**THE TASK**
Rewrite the lines of every entry below as a numbered list, omitting any blank lines.
::::
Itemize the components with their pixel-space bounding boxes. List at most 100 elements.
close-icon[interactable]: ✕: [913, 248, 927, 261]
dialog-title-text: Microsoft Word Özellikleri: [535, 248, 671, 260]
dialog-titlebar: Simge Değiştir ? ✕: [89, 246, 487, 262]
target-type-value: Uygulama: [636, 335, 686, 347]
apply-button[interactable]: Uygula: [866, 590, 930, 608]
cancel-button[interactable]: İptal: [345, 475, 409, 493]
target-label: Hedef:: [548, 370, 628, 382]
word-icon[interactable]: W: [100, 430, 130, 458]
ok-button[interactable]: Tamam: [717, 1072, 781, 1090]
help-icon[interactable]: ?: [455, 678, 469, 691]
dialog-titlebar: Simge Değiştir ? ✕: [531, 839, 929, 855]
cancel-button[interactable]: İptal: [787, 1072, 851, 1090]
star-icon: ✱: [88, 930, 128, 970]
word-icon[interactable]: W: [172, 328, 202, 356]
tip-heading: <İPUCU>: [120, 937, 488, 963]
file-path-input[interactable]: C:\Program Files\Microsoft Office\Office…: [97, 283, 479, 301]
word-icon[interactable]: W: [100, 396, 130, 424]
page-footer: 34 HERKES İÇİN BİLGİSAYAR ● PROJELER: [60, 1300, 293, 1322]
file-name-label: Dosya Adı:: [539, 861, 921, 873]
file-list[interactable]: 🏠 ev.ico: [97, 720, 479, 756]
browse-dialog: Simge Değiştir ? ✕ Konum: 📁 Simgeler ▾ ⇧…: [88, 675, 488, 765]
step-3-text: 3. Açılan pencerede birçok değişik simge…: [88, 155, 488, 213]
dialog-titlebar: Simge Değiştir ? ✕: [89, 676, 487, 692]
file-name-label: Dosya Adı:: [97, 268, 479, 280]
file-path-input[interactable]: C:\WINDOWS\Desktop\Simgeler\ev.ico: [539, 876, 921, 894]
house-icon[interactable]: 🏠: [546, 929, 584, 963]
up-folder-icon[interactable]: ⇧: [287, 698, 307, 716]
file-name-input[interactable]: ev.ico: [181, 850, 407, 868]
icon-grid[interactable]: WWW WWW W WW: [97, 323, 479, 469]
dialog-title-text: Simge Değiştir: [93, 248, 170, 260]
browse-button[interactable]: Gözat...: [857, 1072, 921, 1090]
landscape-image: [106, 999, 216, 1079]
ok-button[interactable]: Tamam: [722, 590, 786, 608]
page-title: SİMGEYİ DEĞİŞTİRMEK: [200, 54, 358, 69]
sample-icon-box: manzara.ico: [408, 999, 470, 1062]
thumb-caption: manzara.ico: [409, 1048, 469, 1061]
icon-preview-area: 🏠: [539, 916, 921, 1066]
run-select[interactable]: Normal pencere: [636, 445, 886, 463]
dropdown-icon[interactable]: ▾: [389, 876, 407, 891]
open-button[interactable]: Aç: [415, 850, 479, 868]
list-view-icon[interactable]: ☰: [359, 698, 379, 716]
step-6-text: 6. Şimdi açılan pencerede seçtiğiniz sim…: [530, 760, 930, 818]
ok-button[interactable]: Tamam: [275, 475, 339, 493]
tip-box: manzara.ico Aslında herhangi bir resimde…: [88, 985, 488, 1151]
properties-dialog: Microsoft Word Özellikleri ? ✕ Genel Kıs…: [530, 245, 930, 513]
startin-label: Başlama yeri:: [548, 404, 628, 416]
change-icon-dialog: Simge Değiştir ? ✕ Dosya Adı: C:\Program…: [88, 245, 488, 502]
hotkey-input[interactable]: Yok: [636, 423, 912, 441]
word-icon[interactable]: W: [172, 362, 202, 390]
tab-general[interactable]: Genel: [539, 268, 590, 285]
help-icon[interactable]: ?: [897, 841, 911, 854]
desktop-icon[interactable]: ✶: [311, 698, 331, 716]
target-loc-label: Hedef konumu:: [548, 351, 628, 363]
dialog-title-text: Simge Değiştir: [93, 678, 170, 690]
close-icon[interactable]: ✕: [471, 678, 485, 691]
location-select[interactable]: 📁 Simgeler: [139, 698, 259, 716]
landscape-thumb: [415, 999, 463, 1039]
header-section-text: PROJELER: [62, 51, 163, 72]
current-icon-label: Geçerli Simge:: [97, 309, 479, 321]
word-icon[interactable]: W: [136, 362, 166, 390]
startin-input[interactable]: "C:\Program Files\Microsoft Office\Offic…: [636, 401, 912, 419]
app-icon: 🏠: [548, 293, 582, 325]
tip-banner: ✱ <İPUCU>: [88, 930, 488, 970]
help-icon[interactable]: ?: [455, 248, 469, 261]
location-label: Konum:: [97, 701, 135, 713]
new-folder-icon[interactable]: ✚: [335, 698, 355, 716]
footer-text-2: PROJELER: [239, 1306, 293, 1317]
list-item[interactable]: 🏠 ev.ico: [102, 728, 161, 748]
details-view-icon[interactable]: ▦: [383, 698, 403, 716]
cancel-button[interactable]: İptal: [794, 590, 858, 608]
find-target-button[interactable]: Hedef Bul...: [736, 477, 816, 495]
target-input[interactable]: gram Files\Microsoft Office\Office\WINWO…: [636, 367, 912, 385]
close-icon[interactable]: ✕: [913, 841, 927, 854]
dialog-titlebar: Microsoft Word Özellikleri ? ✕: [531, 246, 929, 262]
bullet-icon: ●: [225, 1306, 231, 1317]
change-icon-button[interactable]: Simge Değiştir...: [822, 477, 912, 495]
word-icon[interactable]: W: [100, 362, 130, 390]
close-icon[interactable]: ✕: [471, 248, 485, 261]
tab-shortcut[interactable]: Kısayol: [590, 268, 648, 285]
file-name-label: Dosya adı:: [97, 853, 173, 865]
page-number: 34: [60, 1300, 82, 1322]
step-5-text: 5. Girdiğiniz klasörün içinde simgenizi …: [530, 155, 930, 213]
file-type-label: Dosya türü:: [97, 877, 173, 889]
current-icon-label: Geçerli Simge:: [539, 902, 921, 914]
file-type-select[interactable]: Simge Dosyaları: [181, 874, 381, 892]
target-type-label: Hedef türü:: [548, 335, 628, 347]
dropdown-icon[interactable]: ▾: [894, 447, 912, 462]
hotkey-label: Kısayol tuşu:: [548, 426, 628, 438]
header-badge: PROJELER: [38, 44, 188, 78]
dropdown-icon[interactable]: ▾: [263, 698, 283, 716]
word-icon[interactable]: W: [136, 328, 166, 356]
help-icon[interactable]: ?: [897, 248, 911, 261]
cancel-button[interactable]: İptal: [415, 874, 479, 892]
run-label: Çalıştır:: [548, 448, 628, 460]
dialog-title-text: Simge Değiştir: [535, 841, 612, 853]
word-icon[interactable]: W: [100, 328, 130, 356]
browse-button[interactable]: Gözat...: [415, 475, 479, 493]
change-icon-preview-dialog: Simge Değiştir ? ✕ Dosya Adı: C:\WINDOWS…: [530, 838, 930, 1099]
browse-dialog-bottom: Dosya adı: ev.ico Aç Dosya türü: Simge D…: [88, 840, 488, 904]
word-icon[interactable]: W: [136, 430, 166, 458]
::::
**EXERCISE SOLUTION**
1. Itemize the components with their pixel-space bounding boxes. List at most 100 elements.
2. close-icon[interactable]: ✕: [913, 248, 927, 261]
3. dialog-title-text: Microsoft Word Özellikleri: [535, 248, 671, 260]
4. dialog-titlebar: Simge Değiştir ? ✕: [89, 246, 487, 262]
5. target-type-value: Uygulama: [636, 335, 686, 347]
6. apply-button[interactable]: Uygula: [866, 590, 930, 608]
7. cancel-button[interactable]: İptal: [345, 475, 409, 493]
8. target-label: Hedef:: [548, 370, 628, 382]
9. word-icon[interactable]: W: [100, 430, 130, 458]
10. ok-button[interactable]: Tamam: [717, 1072, 781, 1090]
11. help-icon[interactable]: ?: [455, 678, 469, 691]
12. dialog-titlebar: Simge Değiştir ? ✕: [531, 839, 929, 855]
13. cancel-button[interactable]: İptal: [787, 1072, 851, 1090]
14. star-icon: ✱: [88, 930, 128, 970]
15. word-icon[interactable]: W: [172, 328, 202, 356]
16. tip-heading: <İPUCU>: [120, 937, 488, 963]
17. file-path-input[interactable]: C:\Program Files\Microsoft Office\Office…: [97, 283, 479, 301]
18. word-icon[interactable]: W: [100, 396, 130, 424]
19. page-footer: 34 HERKES İÇİN BİLGİSAYAR ● PROJELER: [60, 1300, 293, 1322]
20. file-name-label: Dosya Adı:: [539, 861, 921, 873]
21. file-list[interactable]: 🏠 ev.ico: [97, 720, 479, 756]
22. browse-dialog: Simge Değiştir ? ✕ Konum: 📁 Simgeler ▾ ⇧…: [88, 675, 488, 765]
23. step-3-text: 3. Açılan pencerede birçok değişik simge…: [88, 155, 488, 213]
24. dialog-titlebar: Simge Değiştir ? ✕: [89, 676, 487, 692]
25. file-name-label: Dosya Adı:: [97, 268, 479, 280]
26. file-path-input[interactable]: C:\WINDOWS\Desktop\Simgeler\ev.ico: [539, 876, 921, 894]
27. house-icon[interactable]: 🏠: [546, 929, 584, 963]
28. up-folder-icon[interactable]: ⇧: [287, 698, 307, 716]
29. file-name-input[interactable]: ev.ico: [181, 850, 407, 868]
30. icon-grid[interactable]: WWW WWW W WW: [97, 323, 479, 469]
31. dialog-title-text: Simge Değiştir: [93, 248, 170, 260]
32. browse-button[interactable]: Gözat...: [857, 1072, 921, 1090]
33. landscape-image: [106, 999, 216, 1079]
34. ok-button[interactable]: Tamam: [722, 590, 786, 608]
35. page-title: SİMGEYİ DEĞİŞTİRMEK: [200, 54, 358, 69]
36. sample-icon-box: manzara.ico: [408, 999, 470, 1062]
37. thumb-caption: manzara.ico: [409, 1048, 469, 1061]
38. icon-preview-area: 🏠: [539, 916, 921, 1066]
39. run-select[interactable]: Normal pencere: [636, 445, 886, 463]
40. dropdown-icon[interactable]: ▾: [389, 876, 407, 891]
41. open-button[interactable]: Aç: [415, 850, 479, 868]
42. list-view-icon[interactable]: ☰: [359, 698, 379, 716]
43. step-6-text: 6. Şimdi açılan pencerede seçtiğiniz sim…: [530, 760, 930, 818]
44. ok-button[interactable]: Tamam: [275, 475, 339, 493]
45. tip-box: manzara.ico Aslında herhangi bir resimde…: [88, 985, 488, 1151]
46. properties-dialog: Microsoft Word Özellikleri ? ✕ Genel Kıs…: [530, 245, 930, 513]
47. startin-label: Başlama yeri:: [548, 404, 628, 416]
48. change-icon-dialog: Simge Değiştir ? ✕ Dosya Adı: C:\Program…: [88, 245, 488, 502]
49. hotkey-input[interactable]: Yok: [636, 423, 912, 441]
50. word-icon[interactable]: W: [172, 362, 202, 390]
51. tab-general[interactable]: Genel: [539, 268, 590, 285]
52. help-icon[interactable]: ?: [897, 841, 911, 854]
53. desktop-icon[interactable]: ✶: [311, 698, 331, 716]
54. target-loc-label: Hedef konumu:: [548, 351, 628, 363]
55. dialog-title-text: Simge Değiştir: [93, 678, 170, 690]
56. close-icon[interactable]: ✕: [471, 678, 485, 691]
57. location-select[interactable]: 📁 Simgeler: [139, 698, 259, 716]
58. landscape-thumb: [415, 999, 463, 1039]
59. header-section-text: PROJELER: [62, 51, 163, 72]
60. current-icon-label: Geçerli Simge:: [97, 309, 479, 321]
61. word-icon[interactable]: W: [136, 362, 166, 390]
62. startin-input[interactable]: "C:\Program Files\Microsoft Office\Offic…: [636, 401, 912, 419]
63. app-icon: 🏠: [548, 293, 582, 325]
64. tip-banner: ✱ <İPUCU>: [88, 930, 488, 970]
65. help-icon[interactable]: ?: [455, 248, 469, 261]
66. location-label: Konum:: [97, 701, 135, 713]
67. new-folder-icon[interactable]: ✚: [335, 698, 355, 716]
68. footer-text-2: PROJELER: [239, 1306, 293, 1317]
69. list-item[interactable]: 🏠 ev.ico: [102, 728, 161, 748]
70. details-view-icon[interactable]: ▦: [383, 698, 403, 716]
71. cancel-button[interactable]: İptal: [794, 590, 858, 608]
72. find-target-button[interactable]: Hedef Bul...: [736, 477, 816, 495]
73. target-input[interactable]: gram Files\Microsoft Office\Office\WINWO…: [636, 367, 912, 385]
74. close-icon[interactable]: ✕: [913, 841, 927, 854]
75. dialog-titlebar: Microsoft Word Özellikleri ? ✕: [531, 246, 929, 262]
76. bullet-icon: ●: [225, 1306, 231, 1317]
77. change-icon-button[interactable]: Simge Değiştir...: [822, 477, 912, 495]
78. word-icon[interactable]: W: [100, 362, 130, 390]
79. close-icon[interactable]: ✕: [471, 248, 485, 261]
80. tab-shortcut[interactable]: Kısayol: [590, 268, 648, 285]
81. file-name-label: Dosya adı:: [97, 853, 173, 865]
82. page-number: 34: [60, 1300, 82, 1322]
83. step-5-text: 5. Girdiğiniz klasörün içinde simgenizi …: [530, 155, 930, 213]
84. file-type-label: Dosya türü:: [97, 877, 173, 889]
85. current-icon-label: Geçerli Simge:: [539, 902, 921, 914]
86. file-type-select[interactable]: Simge Dosyaları: [181, 874, 381, 892]
87. target-type-label: Hedef türü:: [548, 335, 628, 347]
88. dropdown-icon[interactable]: ▾: [894, 447, 912, 462]
89. hotkey-label: Kısayol tuşu:: [548, 426, 628, 438]
90. header-badge: PROJELER: [38, 44, 188, 78]
91. dropdown-icon[interactable]: ▾: [263, 698, 283, 716]
92. word-icon[interactable]: W: [136, 328, 166, 356]
93. help-icon[interactable]: ?: [897, 248, 911, 261]
94. cancel-button[interactable]: İptal: [415, 874, 479, 892]
95. run-label: Çalıştır:: [548, 448, 628, 460]
96. dialog-title-text: Simge Değiştir: [535, 841, 612, 853]
97. word-icon[interactable]: W: [100, 328, 130, 356]
98. browse-button[interactable]: Gözat...: [415, 475, 479, 493]
99. change-icon-preview-dialog: Simge Değiştir ? ✕ Dosya Adı: C:\WINDOWS…: [530, 838, 930, 1099]
100. browse-dialog-bottom: Dosya adı: ev.ico Aç Dosya türü: Simge D…: [88, 840, 488, 904]
101. word-icon[interactable]: W: [136, 430, 166, 458]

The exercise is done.